WHAT THE EXERCISE ASKS:
Give all the lines below again, exactly, with no pictures.

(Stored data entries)
- - - -

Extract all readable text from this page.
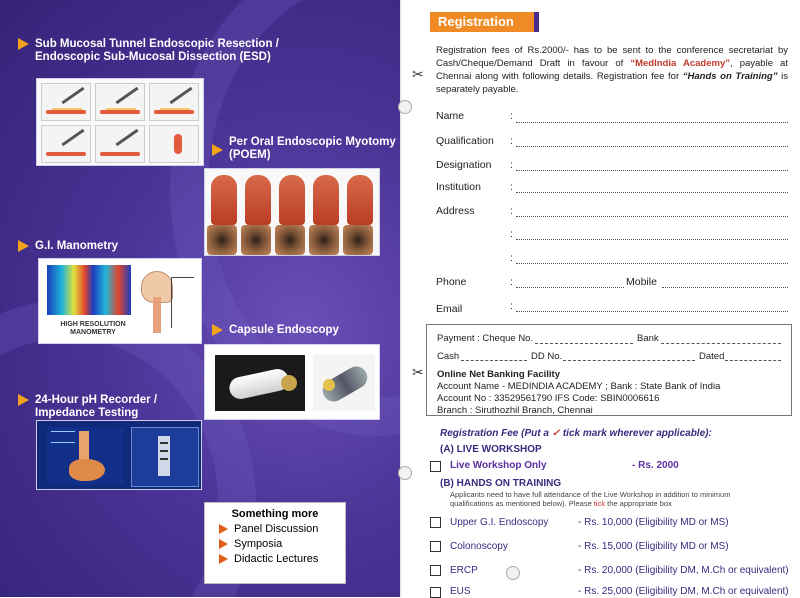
Sub Mucosal Tunnel Endoscopic Resection /
Endoscopic Sub-Mucosal Dissection (ESD)
Per Oral Endoscopic Myotomy
(POEM)
G.I. Manometry
HIGH RESOLUTION
MANOMETRY	Capsule Endoscopy
24-Hour pH Recorder /
Impedance Testing
Something more
Panel Discussion
Symposia
Didactic Lectures
Registration
✂
✂
Registration fees of Rs.2000/- has to be sent to the conference secretariat by Cash/Cheque/Demand Draft in favour of “MedIndia Academy”, payable at Chennai along with following details. Registration fee for “Hands on Training” is separately payable.
Name	:
Qualification :
Designation :
Institution	:
Address	:
:
:
Phone	:	Mobile
Email	:
Payment : Cheque No.	Bank
Cash	DD No.	Dated
Online Net Banking Facility
Account Name - MEDINDIA ACADEMY ; Bank : State Bank of India
Account No : 33529561790 IFS Code: SBIN0006616
Branch : Siruthozhil Branch, Chennai
Registration Fee (Put a ✓ tick mark wherever applicable):
(A) LIVE WORKSHOP
Live Workshop Only	- Rs. 2000
(B) HANDS ON TRAINING
Applicants need to have full attendance of the Live Workshop in addition to minimum qualifications as mentioned below). Please tick the appropriate box
Upper G.I. Endoscopy	- Rs. 10,000 (Eligibility MD or MS)
Colonoscopy	- Rs. 15,000 (Eligibility MD or MS)
ERCP	- Rs. 20,000 (Eligibility DM, M.Ch or equivalent)
EUS	- Rs. 25,000 (Eligibility DM, M.Ch or equivalent)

- - - -

RESPONSE TO THIS EXERCISE:
Extract all readable text from this page.
Sub Mucosal Tunnel Endoscopic Resection /
Endoscopic Sub-Mucosal Dissection (ESD)
Per Oral Endoscopic Myotomy
(POEM)
G.I. Manometry
HIGH RESOLUTION
MANOMETRY	Capsule Endoscopy
24-Hour pH Recorder /
Impedance Testing
Something more
Panel Discussion
Symposia
Didactic Lectures
Registration
✂
✂
Registration fees of Rs.2000/- has to be sent to the conference secretariat by Cash/Cheque/Demand Draft in favour of “MedIndia Academy”, payable at Chennai along with following details. Registration fee for “Hands on Training” is separately payable.
Name	:
Qualification :
Designation :
Institution	:
Address	:
:
:
Phone	:	Mobile
Email	:
Payment : Cheque No.	Bank
Cash	DD No.	Dated
Online Net Banking Facility
Account Name - MEDINDIA ACADEMY ; Bank : State Bank of India
Account No : 33529561790 IFS Code: SBIN0006616
Branch : Siruthozhil Branch, Chennai
Registration Fee (Put a ✓ tick mark wherever applicable):
(A) LIVE WORKSHOP
Live Workshop Only	- Rs. 2000
(B) HANDS ON TRAINING
Applicants need to have full attendance of the Live Workshop in addition to minimum qualifications as mentioned below). Please tick the appropriate box
Upper G.I. Endoscopy	- Rs. 10,000 (Eligibility MD or MS)
Colonoscopy	- Rs. 15,000 (Eligibility MD or MS)
ERCP	- Rs. 20,000 (Eligibility DM, M.Ch or equivalent)
EUS	- Rs. 25,000 (Eligibility DM, M.Ch or equivalent)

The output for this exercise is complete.